- [TASK STATEMENT]: Skip every picture and transcribe the remaining material exactly.

--- start of TASK INPUT ---

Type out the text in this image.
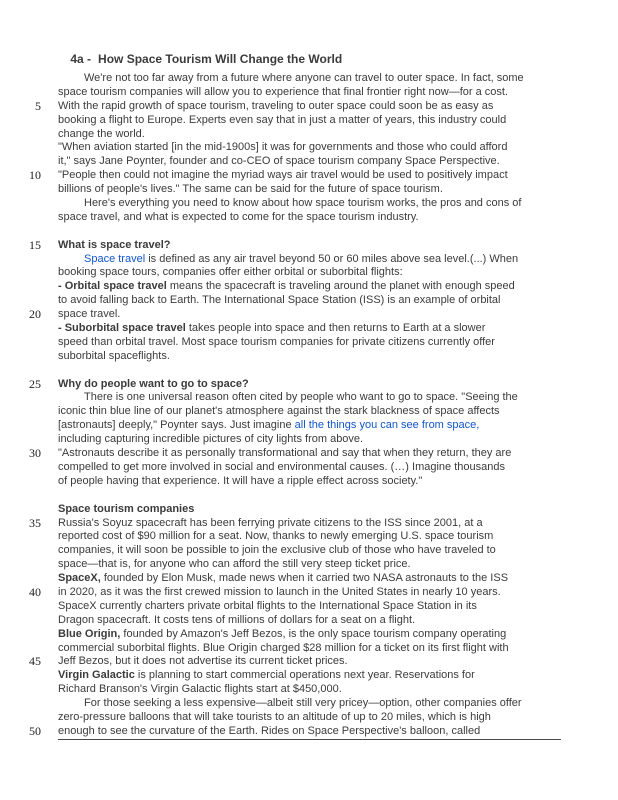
4a - How Space Tourism Will Change the World

We're not too far away from a future where anyone can travel to outer space. In fact, some
space tourism companies will allow you to experience that final frontier right now—for a cost.
5	With the rapid growth of space tourism, traveling to outer space could soon be as easy as
booking a flight to Europe. Experts even say that in just a matter of years, this industry could
change the world.
"When aviation started [in the mid-1900s] it was for governments and those who could afford
it," says Jane Poynter, founder and co-CEO of space tourism company Space Perspective.
10	"People then could not imagine the myriad ways air travel would be used to positively impact
billions of people's lives." The same can be said for the future of space tourism.
Here's everything you need to know about how space tourism works, the pros and cons of
space travel, and what is expected to come for the space tourism industry.
15	What is space travel?
Space travel is defined as any air travel beyond 50 or 60 miles above sea level.(...) When
booking space tours, companies offer either orbital or suborbital flights:
- Orbital space travel means the spacecraft is traveling around the planet with enough speed
to avoid falling back to Earth. The International Space Station (ISS) is an example of orbital
20	space travel.
- Suborbital space travel takes people into space and then returns to Earth at a slower
speed than orbital travel. Most space tourism companies for private citizens currently offer
suborbital spaceflights.
25	Why do people want to go to space?
There is one universal reason often cited by people who want to go to space. "Seeing the
iconic thin blue line of our planet's atmosphere against the stark blackness of space affects
[astronauts] deeply," Poynter says. Just imagine all the things you can see from space,
including capturing incredible pictures of city lights from above.
30	"Astronauts describe it as personally transformational and say that when they return, they are
compelled to get more involved in social and environmental causes. (…) Imagine thousands
of people having that experience. It will have a ripple effect across society."
Space tourism companies
35	Russia's Soyuz spacecraft has been ferrying private citizens to the ISS since 2001, at a
reported cost of $90 million for a seat. Now, thanks to newly emerging U.S. space tourism
companies, it will soon be possible to join the exclusive club of those who have traveled to
space—that is, for anyone who can afford the still very steep ticket price.
SpaceX, founded by Elon Musk, made news when it carried two NASA astronauts to the ISS
40	in 2020, as it was the first crewed mission to launch in the United States in nearly 10 years.
SpaceX currently charters private orbital flights to the International Space Station in its
Dragon spacecraft. It costs tens of millions of dollars for a seat on a flight.
Blue Origin, founded by Amazon's Jeff Bezos, is the only space tourism company operating
commercial suborbital flights. Blue Origin charged $28 million for a ticket on its first flight with
45	Jeff Bezos, but it does not advertise its current ticket prices.
Virgin Galactic is planning to start commercial operations next year. Reservations for
Richard Branson's Virgin Galactic flights start at $450,000.
For those seeking a less expensive—albeit still very pricey—option, other companies offer
zero-pressure balloons that will take tourists to an altitude of up to 20 miles, which is high
50	enough to see the curvature of the Earth. Rides on Space Perspective's balloon, called
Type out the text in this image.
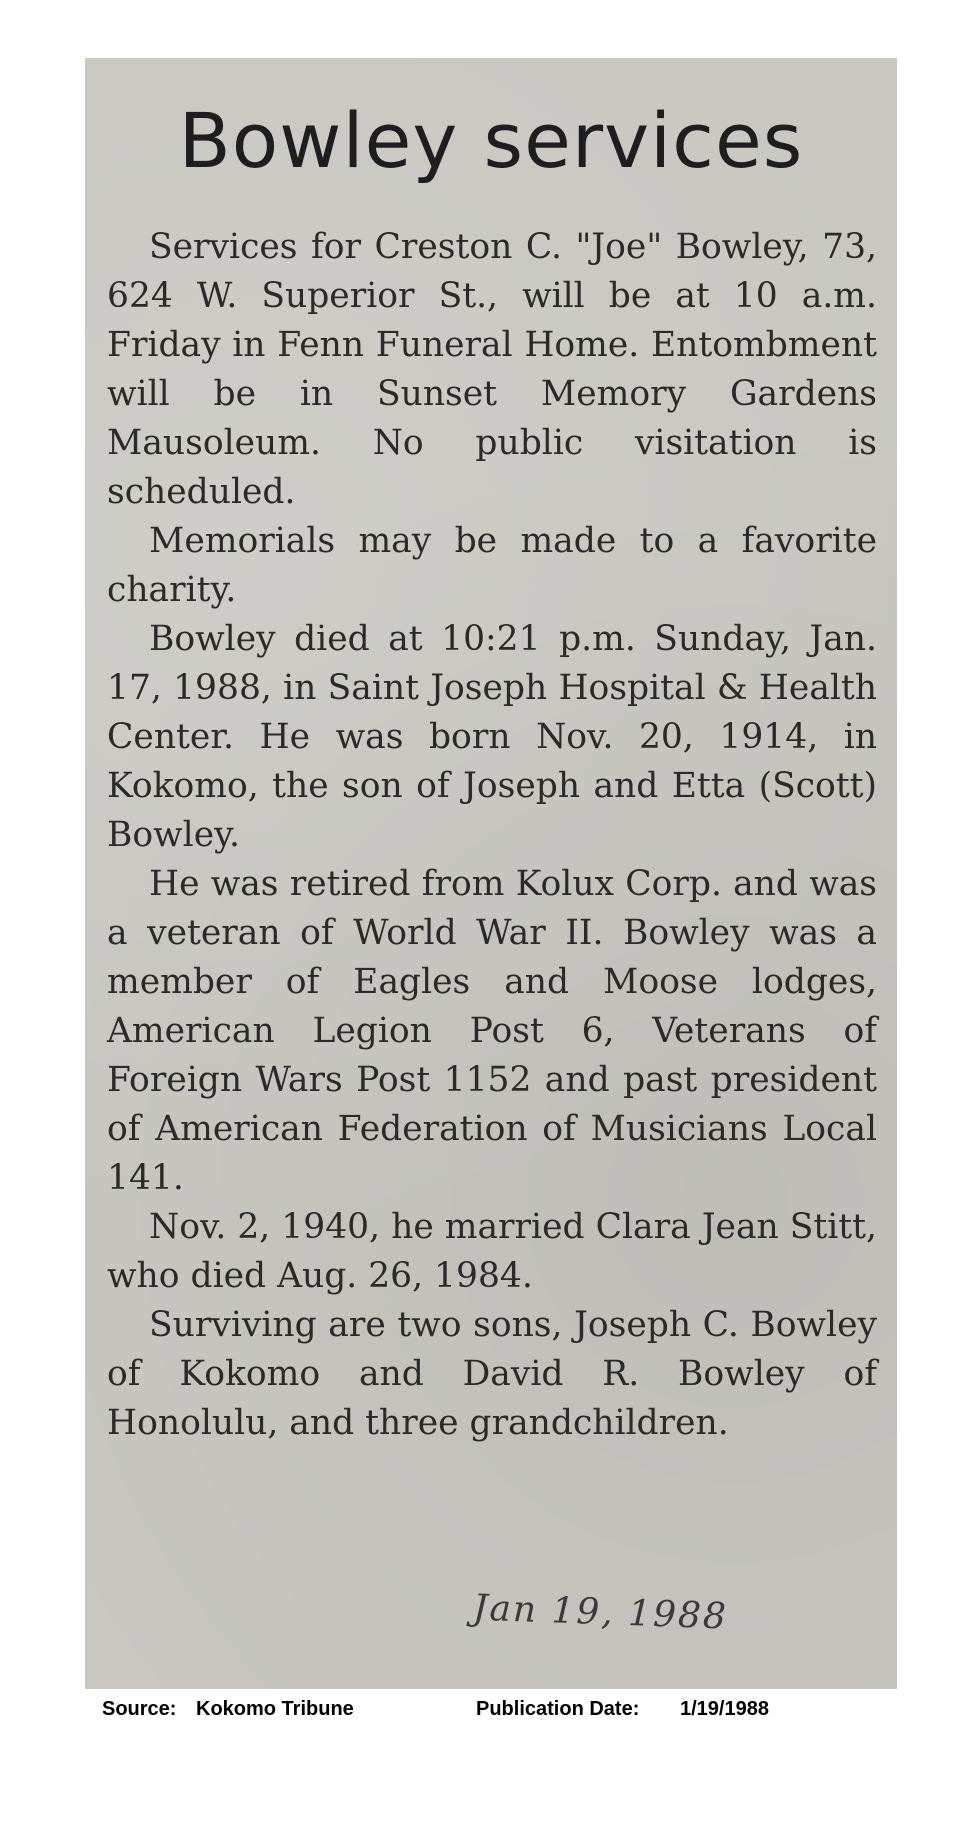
Bowley services

Services for Creston C. "Joe" Bowley, 73, 624 W. Superior St., will be at 10 a.m. Friday in Fenn Funeral Home. Entombment will be in Sunset Memory Gardens Mausoleum. No public visitation is scheduled.

Memorials may be made to a favorite charity.

Bowley died at 10:21 p.m. Sunday, Jan. 17, 1988, in Saint Joseph Hospital & Health Center. He was born Nov. 20, 1914, in Kokomo, the son of Joseph and Etta (Scott) Bowley.

He was retired from Kolux Corp. and was a veteran of World War II. Bowley was a member of Eagles and Moose lodges, American Legion Post 6, Veterans of Foreign Wars Post 1152 and past president of American Federation of Musicians Local 141.

Nov. 2, 1940, he married Clara Jean Stitt, who died Aug. 26, 1984.

Surviving are two sons, Joseph C. Bowley of Kokomo and David R. Bowley of Honolulu, and three grandchildren.

Jan 19, 1988
Source: Kokomo Tribune	Publication Date: 1/19/1988
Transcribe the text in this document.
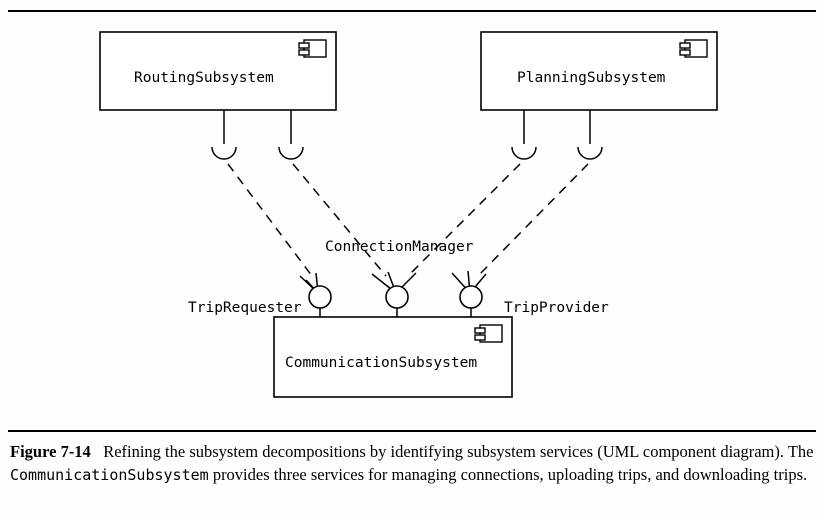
RoutingSubsystem	PlanningSubsystem
CommunicationSubsystem
TripRequester
ConnectionManager
TripProvider
Figure 7-14 Refining the subsystem decompositions by identifying subsystem services (UML component diagram). The CommunicationSubsystem provides three services for managing connections, uploading trips, and downloading trips.
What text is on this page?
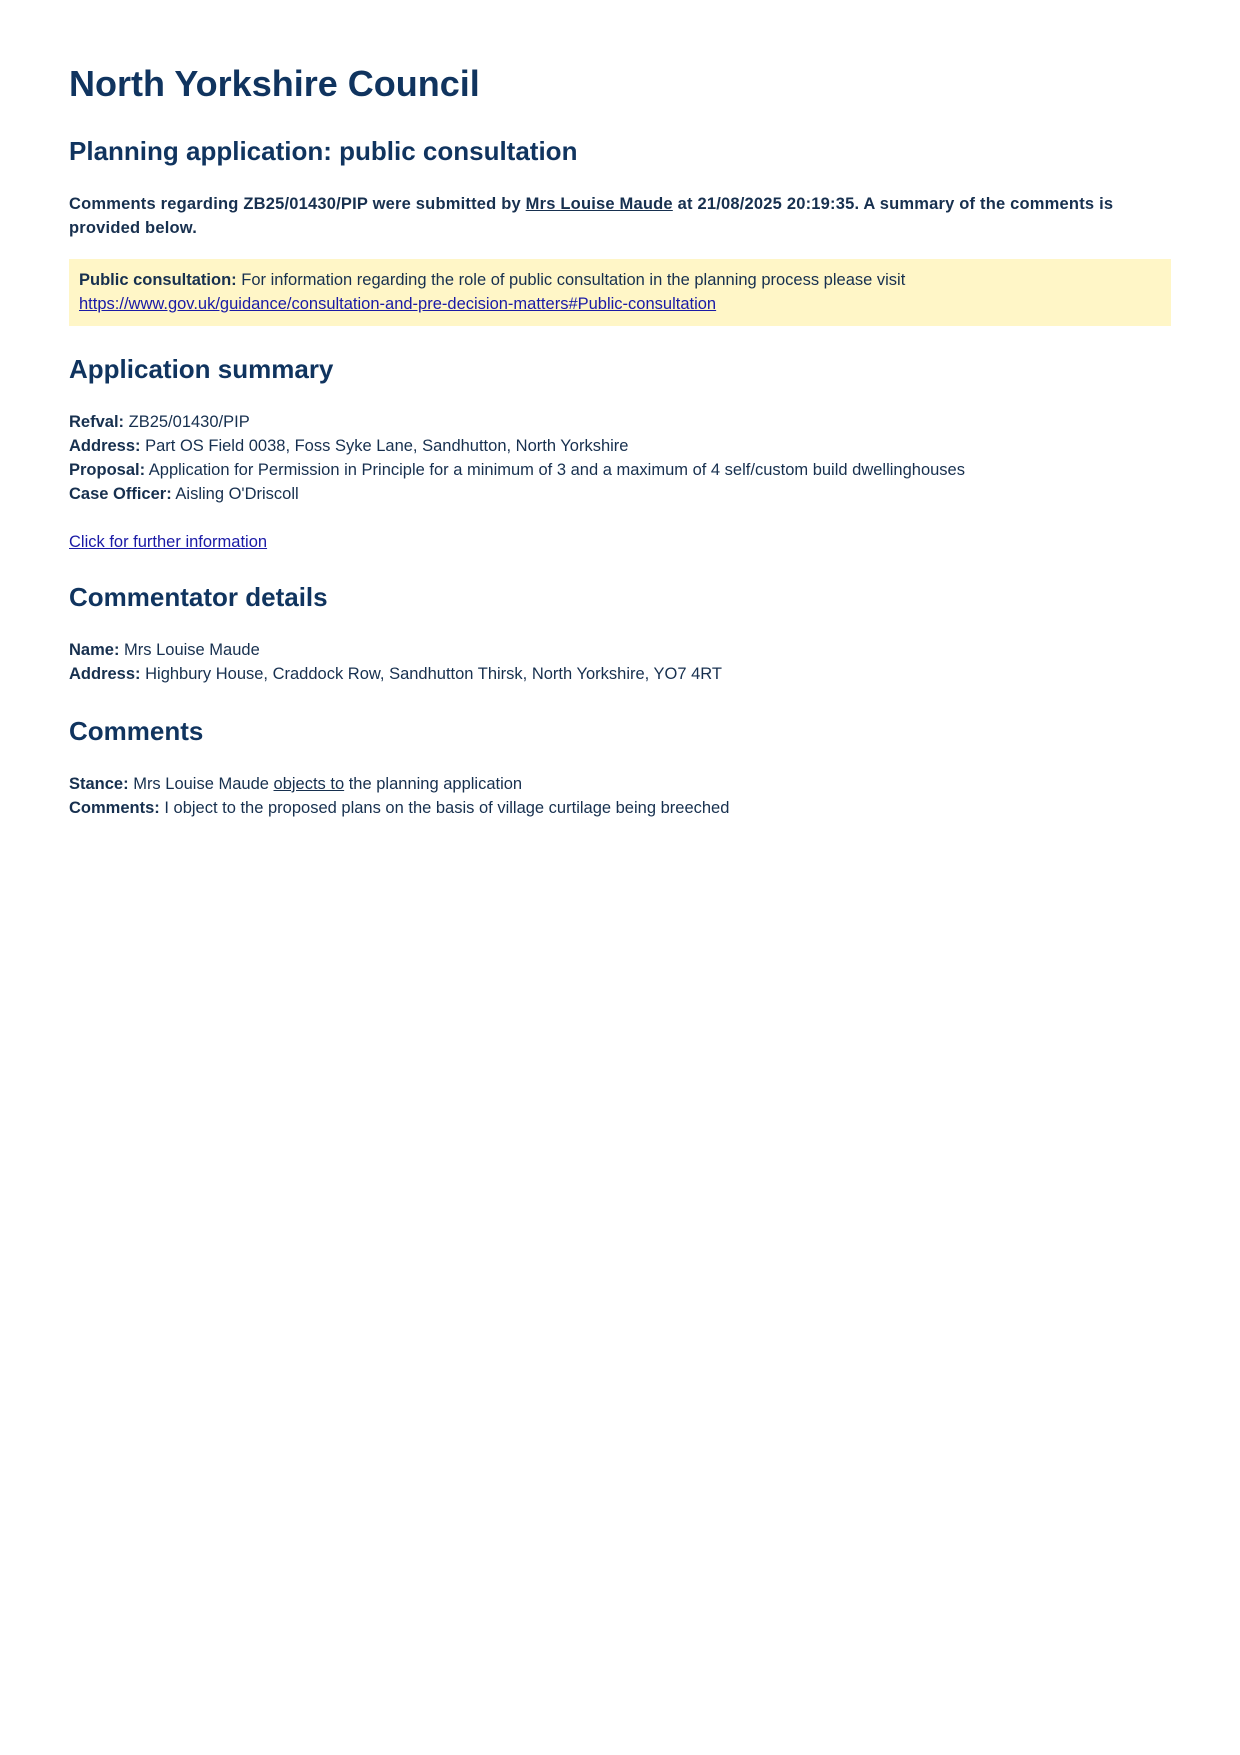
North Yorkshire Council
Planning application: public consultation

Comments regarding ZB25/01430/PIP were submitted by Mrs Louise Maude at 21/08/2025 20:19:35. A summary of the comments is provided below.

Public consultation: For information regarding the role of public consultation in the planning process please visit
https://www.gov.uk/guidance/consultation-and-pre-decision-matters#Public-consultation
Application summary
Refval: ZB25/01430/PIP
Address: Part OS Field 0038, Foss Syke Lane, Sandhutton, North Yorkshire
Proposal: Application for Permission in Principle for a minimum of 3 and a maximum of 4 self/custom build dwellinghouses
Case Officer: Aisling O'Driscoll
Click for further information
Commentator details
Name: Mrs Louise Maude
Address: Highbury House, Craddock Row, Sandhutton Thirsk, North Yorkshire, YO7 4RT
Comments
Stance: Mrs Louise Maude objects to the planning application
Comments: I object to the proposed plans on the basis of village curtilage being breeched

--- end of TASK INPUT ---

- [SOLUTION]:
Type out the text in this image.
4a - How Space Tourism Will Change the World

We're not too far away from a future where anyone can travel to outer space. In fact, some
space tourism companies will allow you to experience that final frontier right now—for a cost.
5	With the rapid growth of space tourism, traveling to outer space could soon be as easy as
booking a flight to Europe. Experts even say that in just a matter of years, this industry could
change the world.
"When aviation started [in the mid-1900s] it was for governments and those who could afford
it," says Jane Poynter, founder and co-CEO of space tourism company Space Perspective.
10	"People then could not imagine the myriad ways air travel would be used to positively impact
billions of people's lives." The same can be said for the future of space tourism.
Here's everything you need to know about how space tourism works, the pros and cons of
space travel, and what is expected to come for the space tourism industry.
15	What is space travel?
Space travel is defined as any air travel beyond 50 or 60 miles above sea level.(...) When
booking space tours, companies offer either orbital or suborbital flights:
- Orbital space travel means the spacecraft is traveling around the planet with enough speed
to avoid falling back to Earth. The International Space Station (ISS) is an example of orbital
20	space travel.
- Suborbital space travel takes people into space and then returns to Earth at a slower
speed than orbital travel. Most space tourism companies for private citizens currently offer
suborbital spaceflights.
25	Why do people want to go to space?
There is one universal reason often cited by people who want to go to space. "Seeing the
iconic thin blue line of our planet's atmosphere against the stark blackness of space affects
[astronauts] deeply," Poynter says. Just imagine all the things you can see from space,
including capturing incredible pictures of city lights from above.
30	"Astronauts describe it as personally transformational and say that when they return, they are
compelled to get more involved in social and environmental causes. (…) Imagine thousands
of people having that experience. It will have a ripple effect across society."
Space tourism companies
35	Russia's Soyuz spacecraft has been ferrying private citizens to the ISS since 2001, at a
reported cost of $90 million for a seat. Now, thanks to newly emerging U.S. space tourism
companies, it will soon be possible to join the exclusive club of those who have traveled to
space—that is, for anyone who can afford the still very steep ticket price.
SpaceX, founded by Elon Musk, made news when it carried two NASA astronauts to the ISS
40	in 2020, as it was the first crewed mission to launch in the United States in nearly 10 years.
SpaceX currently charters private orbital flights to the International Space Station in its
Dragon spacecraft. It costs tens of millions of dollars for a seat on a flight.
Blue Origin, founded by Amazon's Jeff Bezos, is the only space tourism company operating
commercial suborbital flights. Blue Origin charged $28 million for a ticket on its first flight with
45	Jeff Bezos, but it does not advertise its current ticket prices.
Virgin Galactic is planning to start commercial operations next year. Reservations for
Richard Branson's Virgin Galactic flights start at $450,000.
For those seeking a less expensive—albeit still very pricey—option, other companies offer
zero-pressure balloons that will take tourists to an altitude of up to 20 miles, which is high
50	enough to see the curvature of the Earth. Rides on Space Perspective's balloon, called
Type out the text in this image.
Bowley services

Services for Creston C. "Joe" Bowley, 73, 624 W. Superior St., will be at 10 a.m. Friday in Fenn Funeral Home. Entombment will be in Sunset Memory Gardens Mausoleum. No public visitation is scheduled.

Memorials may be made to a favorite charity.

Bowley died at 10:21 p.m. Sunday, Jan. 17, 1988, in Saint Joseph Hospital & Health Center. He was born Nov. 20, 1914, in Kokomo, the son of Joseph and Etta (Scott) Bowley.

He was retired from Kolux Corp. and was a veteran of World War II. Bowley was a member of Eagles and Moose lodges, American Legion Post 6, Veterans of Foreign Wars Post 1152 and past president of American Federation of Musicians Local 141.

Nov. 2, 1940, he married Clara Jean Stitt, who died Aug. 26, 1984.

Surviving are two sons, Joseph C. Bowley of Kokomo and David R. Bowley of Honolulu, and three grandchildren.

Jan 19, 1988
Source: Kokomo Tribune	Publication Date: 1/19/1988
Transcribe the text in this document.
RoutingSubsystem	PlanningSubsystem
CommunicationSubsystem
TripRequester
ConnectionManager
TripProvider
Figure 7-14 Refining the subsystem decompositions by identifying subsystem services (UML component diagram). The CommunicationSubsystem provides three services for managing connections, uploading trips, and downloading trips.
What text is on this page?
North Yorkshire Council
Planning application: public consultation

Comments regarding ZB25/01430/PIP were submitted by Mrs Louise Maude at 21/08/2025 20:19:35. A summary of the comments is provided below.

Public consultation: For information regarding the role of public consultation in the planning process please visit
https://www.gov.uk/guidance/consultation-and-pre-decision-matters#Public-consultation
Application summary
Refval: ZB25/01430/PIP
Address: Part OS Field 0038, Foss Syke Lane, Sandhutton, North Yorkshire
Proposal: Application for Permission in Principle for a minimum of 3 and a maximum of 4 self/custom build dwellinghouses
Case Officer: Aisling O'Driscoll
Click for further information
Commentator details
Name: Mrs Louise Maude
Address: Highbury House, Craddock Row, Sandhutton Thirsk, North Yorkshire, YO7 4RT
Comments
Stance: Mrs Louise Maude objects to the planning application
Comments: I object to the proposed plans on the basis of village curtilage being breeched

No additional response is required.